__TEKS PILIHAN__
......

Keempat, Pihak-pihak yang tidak bertanggung jawab.
Nah inilah pihak-pihak yang paling banyak berkomentar miring soal percangkulan ini. Sekalipun tidak pernah memegang cangkul, apalagi mencangkul, tetapi mereka ini tidak malu memberikan statemen di media soal percangkulan ini. Saya masih ingat omongan seorang petinggi Senayan disebuah radio, yang intinya kira-kira begini, “Bahwa kita adalah Negara besar dengan bumi yang subur dan kaya akan hasil tambang, tetapi mengapa kita harus mengimpor cangkul?”
Ditempat terpisah jurnalis abal-abal menulis di media abal-abal, “Bahwa Pemerintahan Jokowi itu pro China, rencananya 15 juta penduduk China akan dipindahkan ke proyek reklamasi, sekarang banyak proyek China dengan tenaga kerja China. Kini ada jutaan aseng mencari kerja di Indonesia, bahkan kini cangkulpun harus didatangkan dari China, wadoh…” hahahaha…
Nah manusia-manusia begini ini yang selalu membuat kerusuhan di negeri ini. Selain tidak capable, mereka ini memanfaatkan isu ini untuk kepentingan jahat pribadinya sendiri.

......

[Data anotasi tata letak]
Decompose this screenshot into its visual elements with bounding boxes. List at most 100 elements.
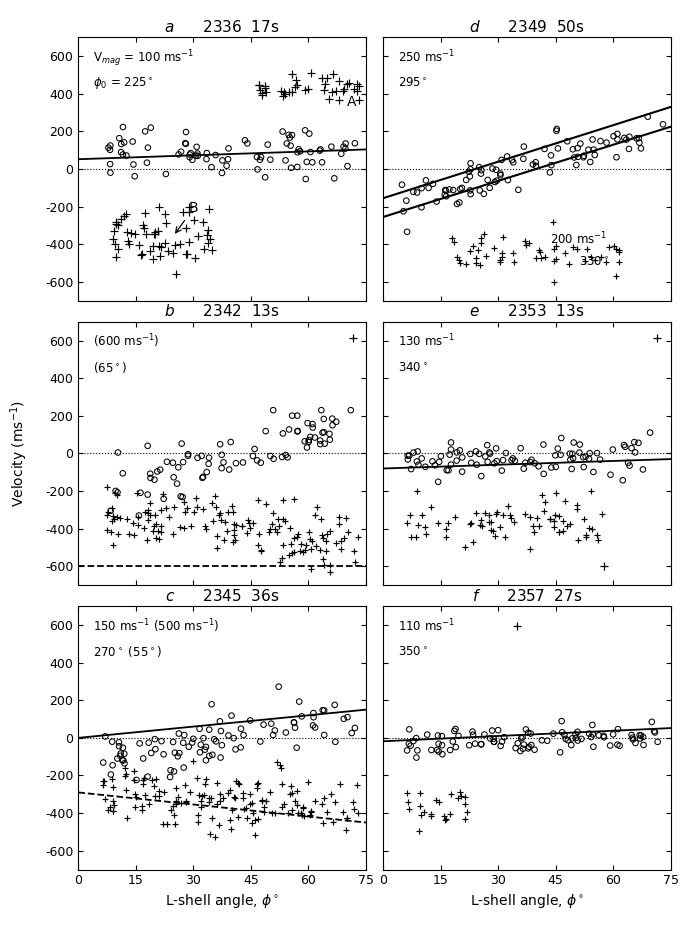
Point (411, 731, 422, 745)
Point (308, 710, 319, 725)
Point (129, 527, 140, 542)
Point (426, 807, 437, 822)
Point (530, 155, 541, 170)
Point (185, 147, 195, 162)
Point (585, 155, 596, 170)
Point (601, 255, 612, 270)
Point (627, 732, 638, 747)
Point (115, 746, 126, 761)
Point (254, 83, 265, 98)
Point (112, 445, 123, 460)
Point (431, 792, 442, 807)
Point (238, 801, 249, 816)
Point (490, 174, 501, 189)
Point (465, 156, 476, 171)
Point (281, 448, 291, 463)
Point (99, 792, 110, 807)
Point (170, 797, 181, 812)
Point (452, 197, 462, 212)
Point (341, 511, 352, 526)
Point (240, 132, 251, 147)
Point (283, 422, 294, 437)
Point (305, 145, 316, 160)
Point (340, 136, 351, 151)
Point (342, 811, 353, 826)
Point (180, 136, 191, 151)
Point (153, 199, 164, 214)
Point (633, 131, 644, 146)
Point (300, 83, 311, 98)
Point (135, 485, 146, 500)
Point (232, 775, 243, 790)
Point (348, 543, 359, 558)
Point (140, 505, 151, 520)
Point (324, 564, 335, 579)
Point (526, 453, 537, 467)
Point (607, 442, 618, 457)
Point (254, 77, 265, 92)
Point (488, 241, 499, 256)
Point (445, 743, 456, 758)
Point (97, 777, 108, 792)
Point (150, 227, 161, 242)
Title: $a$      2336  17s: $a$ 2336 17s (164, 19, 280, 35)
Point (268, 403, 279, 418)
Point (105, 800, 116, 815)
Point (329, 171, 340, 186)
Point (100, 729, 111, 744)
Point (276, 550, 287, 565)
Point (422, 727, 432, 742)
Point (645, 425, 656, 440)
Point (475, 183, 486, 198)
Point (161, 166, 172, 181)
Point (176, 436, 187, 451)
Text: (65$^\circ$): (65$^\circ$) (93, 360, 127, 375)
Point (191, 148, 202, 163)
Point (281, 725, 291, 740)
Point (627, 731, 638, 745)
Point (342, 159, 353, 174)
Point (583, 142, 594, 157)
Point (523, 725, 534, 740)
Point (638, 737, 649, 752)
Point (572, 733, 583, 748)
Point (478, 227, 489, 242)
Point (251, 149, 262, 164)
Point (173, 460, 184, 475)
Point (462, 804, 473, 819)
Point (545, 512, 556, 527)
Point (460, 790, 471, 805)
Point (533, 518, 544, 533)
Point (138, 773, 148, 788)
Point (570, 727, 581, 742)
Point (465, 187, 476, 202)
Point (265, 152, 276, 167)
Point (587, 132, 598, 146)
Point (432, 474, 443, 489)
Point (291, 530, 302, 545)
Point (574, 437, 585, 452)
Point (238, 791, 249, 806)
Point (298, 808, 309, 823)
Point (290, 793, 301, 808)
Point (223, 152, 234, 167)
Point (230, 455, 241, 470)
Point (501, 446, 511, 461)
Point (249, 441, 260, 456)
Point (168, 499, 179, 514)
Point (646, 715, 657, 730)
Point (137, 802, 148, 817)
Point (225, 783, 236, 798)
Point (270, 522, 281, 536)
Point (252, 162, 263, 177)
Point (142, 769, 153, 784)
Point (247, 815, 257, 830)
Point (98, 755, 109, 770)
Point (324, 432, 335, 447)
Point (290, 72, 301, 87)
Point (180, 220, 191, 235)
Point (351, 83, 362, 98)
Point (404, 448, 415, 463)
Point (198, 731, 209, 745)
Point (485, 514, 496, 529)
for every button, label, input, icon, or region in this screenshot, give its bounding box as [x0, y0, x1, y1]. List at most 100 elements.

......

__LATIHAN SOAL__
1) Salin kata demi kata bagian teks tentang impor cangkul, mulai dari "Ditempat terpisah jurnalis" sampai "jahat pribadinya sendiri.".
2) Menurut teks tentang impor cangkul, di mana petinggi Senayan itu menyampaikan omongannya?
3) Teruskan teks tentang impor cangkul mulai dari bagian terakhirnya.
Data tersebut tidak ada hubungannya dengan teks.

__JAWABAN__
1)
Ditempat terpisah jurnalis abal-abal menulis di media abal-abal, “Bahwa Pemerintahan Jokowi itu pro China, rencananya 15 juta penduduk China akan dipindahkan ke proyek reklamasi, sekarang banyak proyek China dengan tenaga kerja China. Kini ada jutaan aseng mencari kerja di Indonesia, bahkan kini cangkulpun harus didatangkan dari China, wadoh…” hahahaha…
Nah manusia-manusia begini ini yang selalu membuat kerusuhan di negeri ini. Selain tidak capable, mereka ini memanfaatkan isu ini untuk kepentingan jahat pribadinya sendiri.

2) Di sebuah radio.

3)
Sekalipun sering makan tempe dan bermental tempe, mereka ini tidak paham kacang kedele. Ini merefleksikan diri mereka sendiri, “Berbicara tanpa tahu apa yang dibicarakan!” kini dunia dipenuhi dengan orang-orang sesat dengan media sesat pula. Mereka ini kasar, garang dan cenderung untuk memaksakan kehendak sendiri kepada orang lain. Ini memang era kebebasan berekspresi, akan tetapi tetap diperlukan etika dan kejujuran dalam berekspresi. Kini terpulang kepada kita, agar berhati-hati dengan apa yang kita baca dan bijaksana terhadap apa yang kita lihat. Yang terlihat sering tidak sama dengan yang sebenarnya….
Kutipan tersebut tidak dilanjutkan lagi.